## Set problem
Show all lines of the listing that hold the word "JSON".

## Records supplied

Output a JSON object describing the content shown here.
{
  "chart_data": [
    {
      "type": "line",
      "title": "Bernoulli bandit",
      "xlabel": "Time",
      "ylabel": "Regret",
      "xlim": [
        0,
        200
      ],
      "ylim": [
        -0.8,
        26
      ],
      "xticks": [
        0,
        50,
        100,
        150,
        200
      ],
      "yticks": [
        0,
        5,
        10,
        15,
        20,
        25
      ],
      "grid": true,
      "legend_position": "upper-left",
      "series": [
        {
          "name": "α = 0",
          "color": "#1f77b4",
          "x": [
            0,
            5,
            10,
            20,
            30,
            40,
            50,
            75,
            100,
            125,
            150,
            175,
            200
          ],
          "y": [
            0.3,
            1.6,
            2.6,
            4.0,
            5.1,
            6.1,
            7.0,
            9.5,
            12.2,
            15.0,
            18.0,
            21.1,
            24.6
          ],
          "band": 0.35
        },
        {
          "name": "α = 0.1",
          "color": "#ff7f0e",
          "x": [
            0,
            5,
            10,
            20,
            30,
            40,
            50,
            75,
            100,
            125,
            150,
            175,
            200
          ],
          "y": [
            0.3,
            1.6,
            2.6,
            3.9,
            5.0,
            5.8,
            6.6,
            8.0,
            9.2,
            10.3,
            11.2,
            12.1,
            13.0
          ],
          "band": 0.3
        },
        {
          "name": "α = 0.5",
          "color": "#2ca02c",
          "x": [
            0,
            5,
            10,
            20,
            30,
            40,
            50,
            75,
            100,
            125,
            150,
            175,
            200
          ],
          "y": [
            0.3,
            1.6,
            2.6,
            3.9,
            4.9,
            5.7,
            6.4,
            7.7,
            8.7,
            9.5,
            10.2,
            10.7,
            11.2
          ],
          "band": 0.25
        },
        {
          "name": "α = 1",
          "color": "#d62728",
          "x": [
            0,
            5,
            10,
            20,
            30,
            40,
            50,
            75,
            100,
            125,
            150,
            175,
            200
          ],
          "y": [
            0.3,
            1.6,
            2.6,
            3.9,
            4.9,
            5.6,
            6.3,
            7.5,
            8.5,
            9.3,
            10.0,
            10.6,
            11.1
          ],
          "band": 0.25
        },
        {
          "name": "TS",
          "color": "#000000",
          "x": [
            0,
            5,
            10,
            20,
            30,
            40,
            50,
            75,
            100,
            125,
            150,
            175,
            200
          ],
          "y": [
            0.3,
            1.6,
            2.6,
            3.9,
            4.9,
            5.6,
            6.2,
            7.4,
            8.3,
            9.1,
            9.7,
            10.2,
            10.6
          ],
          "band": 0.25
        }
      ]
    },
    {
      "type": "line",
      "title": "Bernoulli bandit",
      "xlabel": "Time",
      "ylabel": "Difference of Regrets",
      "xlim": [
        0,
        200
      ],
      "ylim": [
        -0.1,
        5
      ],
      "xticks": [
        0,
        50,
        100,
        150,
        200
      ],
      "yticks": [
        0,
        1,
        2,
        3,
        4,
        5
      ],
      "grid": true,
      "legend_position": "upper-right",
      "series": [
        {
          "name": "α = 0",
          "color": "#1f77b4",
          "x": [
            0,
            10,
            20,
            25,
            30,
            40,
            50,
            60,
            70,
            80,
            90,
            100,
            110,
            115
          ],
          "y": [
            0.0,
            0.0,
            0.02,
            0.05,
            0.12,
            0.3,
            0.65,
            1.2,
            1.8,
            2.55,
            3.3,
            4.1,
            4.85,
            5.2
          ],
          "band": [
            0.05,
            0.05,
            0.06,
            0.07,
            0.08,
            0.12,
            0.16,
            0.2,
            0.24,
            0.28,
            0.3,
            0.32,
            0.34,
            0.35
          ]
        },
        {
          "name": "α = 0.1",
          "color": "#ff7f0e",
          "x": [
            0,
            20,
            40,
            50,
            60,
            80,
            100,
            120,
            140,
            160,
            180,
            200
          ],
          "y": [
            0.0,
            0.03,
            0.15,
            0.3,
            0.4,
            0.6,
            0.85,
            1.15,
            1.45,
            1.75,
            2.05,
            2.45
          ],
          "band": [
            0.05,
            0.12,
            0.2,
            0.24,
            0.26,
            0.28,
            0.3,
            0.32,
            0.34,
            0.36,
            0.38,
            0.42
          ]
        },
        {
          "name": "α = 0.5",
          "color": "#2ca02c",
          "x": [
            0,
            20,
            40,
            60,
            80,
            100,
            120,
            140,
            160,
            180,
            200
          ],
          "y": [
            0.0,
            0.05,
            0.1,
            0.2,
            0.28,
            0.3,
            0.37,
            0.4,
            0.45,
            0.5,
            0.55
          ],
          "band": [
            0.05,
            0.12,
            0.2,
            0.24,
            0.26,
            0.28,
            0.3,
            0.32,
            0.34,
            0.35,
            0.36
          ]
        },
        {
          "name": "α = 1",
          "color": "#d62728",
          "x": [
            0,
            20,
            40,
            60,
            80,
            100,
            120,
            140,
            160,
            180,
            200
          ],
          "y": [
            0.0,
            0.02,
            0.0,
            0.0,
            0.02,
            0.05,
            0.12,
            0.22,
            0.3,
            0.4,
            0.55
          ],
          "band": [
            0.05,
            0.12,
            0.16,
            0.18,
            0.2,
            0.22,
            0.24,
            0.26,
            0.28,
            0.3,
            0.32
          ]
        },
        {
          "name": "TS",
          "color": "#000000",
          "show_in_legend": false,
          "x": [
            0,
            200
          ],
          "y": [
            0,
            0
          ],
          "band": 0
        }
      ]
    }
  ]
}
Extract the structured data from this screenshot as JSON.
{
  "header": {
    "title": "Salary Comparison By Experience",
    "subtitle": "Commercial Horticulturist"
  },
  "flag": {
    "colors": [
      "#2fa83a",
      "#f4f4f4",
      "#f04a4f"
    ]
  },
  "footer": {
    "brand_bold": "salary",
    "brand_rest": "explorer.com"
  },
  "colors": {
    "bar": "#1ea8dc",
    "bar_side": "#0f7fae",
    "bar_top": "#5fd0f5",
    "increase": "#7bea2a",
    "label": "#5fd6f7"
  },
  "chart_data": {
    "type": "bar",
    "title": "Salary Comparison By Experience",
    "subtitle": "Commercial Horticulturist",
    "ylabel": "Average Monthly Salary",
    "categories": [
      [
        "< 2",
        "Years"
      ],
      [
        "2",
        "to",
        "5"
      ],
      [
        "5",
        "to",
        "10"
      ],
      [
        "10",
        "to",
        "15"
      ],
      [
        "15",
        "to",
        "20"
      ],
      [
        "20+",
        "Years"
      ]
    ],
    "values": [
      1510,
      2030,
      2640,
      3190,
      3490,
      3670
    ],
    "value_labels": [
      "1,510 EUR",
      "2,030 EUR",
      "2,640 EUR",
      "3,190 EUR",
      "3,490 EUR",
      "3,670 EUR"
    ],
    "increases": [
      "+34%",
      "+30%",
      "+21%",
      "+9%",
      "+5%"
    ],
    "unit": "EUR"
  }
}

## The output
Output a JSON object describing the content shown here.
Extract the structured data from this screenshot as JSON.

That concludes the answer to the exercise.